→ Records provided:
◆ ◆ ◆ ◆ ◆ ◆ ◆
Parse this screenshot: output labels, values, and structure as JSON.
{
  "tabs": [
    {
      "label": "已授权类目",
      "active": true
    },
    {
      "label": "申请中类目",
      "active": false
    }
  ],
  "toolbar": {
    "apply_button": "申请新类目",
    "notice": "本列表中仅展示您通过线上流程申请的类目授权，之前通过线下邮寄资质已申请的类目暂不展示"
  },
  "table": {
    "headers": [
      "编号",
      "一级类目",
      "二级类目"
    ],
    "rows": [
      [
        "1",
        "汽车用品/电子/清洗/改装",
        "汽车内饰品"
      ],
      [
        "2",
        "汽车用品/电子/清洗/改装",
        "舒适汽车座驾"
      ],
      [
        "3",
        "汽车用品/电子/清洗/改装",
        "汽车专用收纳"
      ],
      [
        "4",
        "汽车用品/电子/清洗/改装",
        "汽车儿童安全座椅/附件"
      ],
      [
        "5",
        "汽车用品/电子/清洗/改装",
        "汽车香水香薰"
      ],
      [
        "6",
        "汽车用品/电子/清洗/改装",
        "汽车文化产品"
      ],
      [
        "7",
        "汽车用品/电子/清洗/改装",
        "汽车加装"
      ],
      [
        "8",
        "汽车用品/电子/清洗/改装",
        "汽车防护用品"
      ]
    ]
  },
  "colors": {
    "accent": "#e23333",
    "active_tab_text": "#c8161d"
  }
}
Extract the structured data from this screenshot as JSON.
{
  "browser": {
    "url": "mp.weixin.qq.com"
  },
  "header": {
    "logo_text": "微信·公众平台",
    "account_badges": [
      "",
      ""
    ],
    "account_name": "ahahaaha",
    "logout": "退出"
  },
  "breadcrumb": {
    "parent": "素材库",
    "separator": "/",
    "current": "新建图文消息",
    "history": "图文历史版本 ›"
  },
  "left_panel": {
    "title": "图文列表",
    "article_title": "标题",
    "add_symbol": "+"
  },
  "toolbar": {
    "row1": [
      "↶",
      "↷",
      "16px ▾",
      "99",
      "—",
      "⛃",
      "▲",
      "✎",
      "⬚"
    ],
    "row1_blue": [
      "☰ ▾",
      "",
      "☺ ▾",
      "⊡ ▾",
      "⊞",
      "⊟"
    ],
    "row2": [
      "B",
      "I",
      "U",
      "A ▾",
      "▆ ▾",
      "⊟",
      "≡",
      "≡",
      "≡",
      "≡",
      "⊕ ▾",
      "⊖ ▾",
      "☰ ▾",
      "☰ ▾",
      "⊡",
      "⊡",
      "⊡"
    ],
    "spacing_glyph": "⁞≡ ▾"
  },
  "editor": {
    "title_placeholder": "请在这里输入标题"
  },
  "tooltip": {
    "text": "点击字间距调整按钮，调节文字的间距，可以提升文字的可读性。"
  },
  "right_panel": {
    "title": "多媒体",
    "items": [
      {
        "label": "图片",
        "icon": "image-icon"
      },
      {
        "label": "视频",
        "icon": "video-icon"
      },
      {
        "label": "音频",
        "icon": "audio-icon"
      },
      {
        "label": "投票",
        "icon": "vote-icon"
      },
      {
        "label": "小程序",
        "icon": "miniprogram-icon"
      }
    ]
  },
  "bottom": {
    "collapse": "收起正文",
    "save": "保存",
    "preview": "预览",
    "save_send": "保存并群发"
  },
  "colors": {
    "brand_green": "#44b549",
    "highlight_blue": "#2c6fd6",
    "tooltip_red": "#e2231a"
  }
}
◆ ◆ ◆ ◆ ◆ ◆ ◆
→ Set exercise: Among the lines of the data, identify those with the word "icon". Copy each of them.

→ Final answer:
        "icon": "image-icon"
        "icon": "video-icon"
        "icon": "audio-icon"
        "icon": "vote-icon"
        "icon": "miniprogram-icon"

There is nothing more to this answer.